- Written task -
Please return the full listing below without altering anything.

[start of Material supplied]

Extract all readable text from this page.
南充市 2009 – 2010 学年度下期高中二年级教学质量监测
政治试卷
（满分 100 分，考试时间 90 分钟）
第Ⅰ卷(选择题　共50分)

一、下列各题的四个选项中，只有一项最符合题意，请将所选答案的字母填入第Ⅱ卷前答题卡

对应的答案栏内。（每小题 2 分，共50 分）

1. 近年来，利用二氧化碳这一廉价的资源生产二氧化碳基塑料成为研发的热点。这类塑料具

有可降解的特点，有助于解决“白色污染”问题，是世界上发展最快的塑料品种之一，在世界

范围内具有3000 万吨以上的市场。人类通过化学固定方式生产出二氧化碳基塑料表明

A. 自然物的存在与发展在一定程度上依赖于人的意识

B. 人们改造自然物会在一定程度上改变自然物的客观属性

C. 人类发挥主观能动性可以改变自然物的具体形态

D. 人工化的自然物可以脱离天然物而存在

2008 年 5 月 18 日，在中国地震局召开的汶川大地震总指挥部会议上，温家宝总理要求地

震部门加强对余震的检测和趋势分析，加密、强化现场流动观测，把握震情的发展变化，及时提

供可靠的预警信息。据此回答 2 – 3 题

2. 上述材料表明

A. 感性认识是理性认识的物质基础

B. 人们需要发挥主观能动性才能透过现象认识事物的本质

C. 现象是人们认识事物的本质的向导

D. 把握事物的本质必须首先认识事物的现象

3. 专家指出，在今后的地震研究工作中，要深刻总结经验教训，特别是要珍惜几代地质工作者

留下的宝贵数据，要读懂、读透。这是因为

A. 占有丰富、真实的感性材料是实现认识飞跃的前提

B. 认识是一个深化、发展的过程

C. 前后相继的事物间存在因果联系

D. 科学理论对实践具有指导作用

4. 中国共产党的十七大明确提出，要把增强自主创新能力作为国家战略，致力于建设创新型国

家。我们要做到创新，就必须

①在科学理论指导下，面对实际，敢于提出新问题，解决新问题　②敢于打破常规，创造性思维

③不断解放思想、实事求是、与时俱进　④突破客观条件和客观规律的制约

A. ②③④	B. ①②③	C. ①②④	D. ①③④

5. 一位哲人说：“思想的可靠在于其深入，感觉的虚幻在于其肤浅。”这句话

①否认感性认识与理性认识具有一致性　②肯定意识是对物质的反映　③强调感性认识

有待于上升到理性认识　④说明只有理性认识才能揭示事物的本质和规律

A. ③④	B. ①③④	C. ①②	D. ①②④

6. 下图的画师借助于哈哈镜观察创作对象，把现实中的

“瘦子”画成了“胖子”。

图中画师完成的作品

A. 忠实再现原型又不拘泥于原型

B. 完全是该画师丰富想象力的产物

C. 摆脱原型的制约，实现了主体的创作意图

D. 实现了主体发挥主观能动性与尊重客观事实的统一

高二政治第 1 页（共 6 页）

[end of Material supplied]

- Exercise result -
Extract all readable text from this page.
南充市 2009 – 2010 学年度下期高中二年级教学质量监测
政治试卷
（满分 100 分，考试时间 90 分钟）
第Ⅰ卷(选择题　共50分)

一、下列各题的四个选项中，只有一项最符合题意，请将所选答案的字母填入第Ⅱ卷前答题卡

对应的答案栏内。（每小题 2 分，共50 分）

1. 近年来，利用二氧化碳这一廉价的资源生产二氧化碳基塑料成为研发的热点。这类塑料具

有可降解的特点，有助于解决“白色污染”问题，是世界上发展最快的塑料品种之一，在世界

范围内具有3000 万吨以上的市场。人类通过化学固定方式生产出二氧化碳基塑料表明

A. 自然物的存在与发展在一定程度上依赖于人的意识

B. 人们改造自然物会在一定程度上改变自然物的客观属性

C. 人类发挥主观能动性可以改变自然物的具体形态

D. 人工化的自然物可以脱离天然物而存在

2008 年 5 月 18 日，在中国地震局召开的汶川大地震总指挥部会议上，温家宝总理要求地

震部门加强对余震的检测和趋势分析，加密、强化现场流动观测，把握震情的发展变化，及时提

供可靠的预警信息。据此回答 2 – 3 题

2. 上述材料表明

A. 感性认识是理性认识的物质基础

B. 人们需要发挥主观能动性才能透过现象认识事物的本质

C. 现象是人们认识事物的本质的向导

D. 把握事物的本质必须首先认识事物的现象

3. 专家指出，在今后的地震研究工作中，要深刻总结经验教训，特别是要珍惜几代地质工作者

留下的宝贵数据，要读懂、读透。这是因为

A. 占有丰富、真实的感性材料是实现认识飞跃的前提

B. 认识是一个深化、发展的过程

C. 前后相继的事物间存在因果联系

D. 科学理论对实践具有指导作用

4. 中国共产党的十七大明确提出，要把增强自主创新能力作为国家战略，致力于建设创新型国

家。我们要做到创新，就必须

①在科学理论指导下，面对实际，敢于提出新问题，解决新问题　②敢于打破常规，创造性思维

③不断解放思想、实事求是、与时俱进　④突破客观条件和客观规律的制约

A. ②③④	B. ①②③	C. ①②④	D. ①③④

5. 一位哲人说：“思想的可靠在于其深入，感觉的虚幻在于其肤浅。”这句话

①否认感性认识与理性认识具有一致性　②肯定意识是对物质的反映　③强调感性认识

有待于上升到理性认识　④说明只有理性认识才能揭示事物的本质和规律

A. ③④	B. ①③④	C. ①②	D. ①②④

6. 下图的画师借助于哈哈镜观察创作对象，把现实中的

“瘦子”画成了“胖子”。

图中画师完成的作品

A. 忠实再现原型又不拘泥于原型

B. 完全是该画师丰富想象力的产物

C. 摆脱原型的制约，实现了主体的创作意图

D. 实现了主体发挥主观能动性与尊重客观事实的统一

高二政治第 1 页（共 6 页）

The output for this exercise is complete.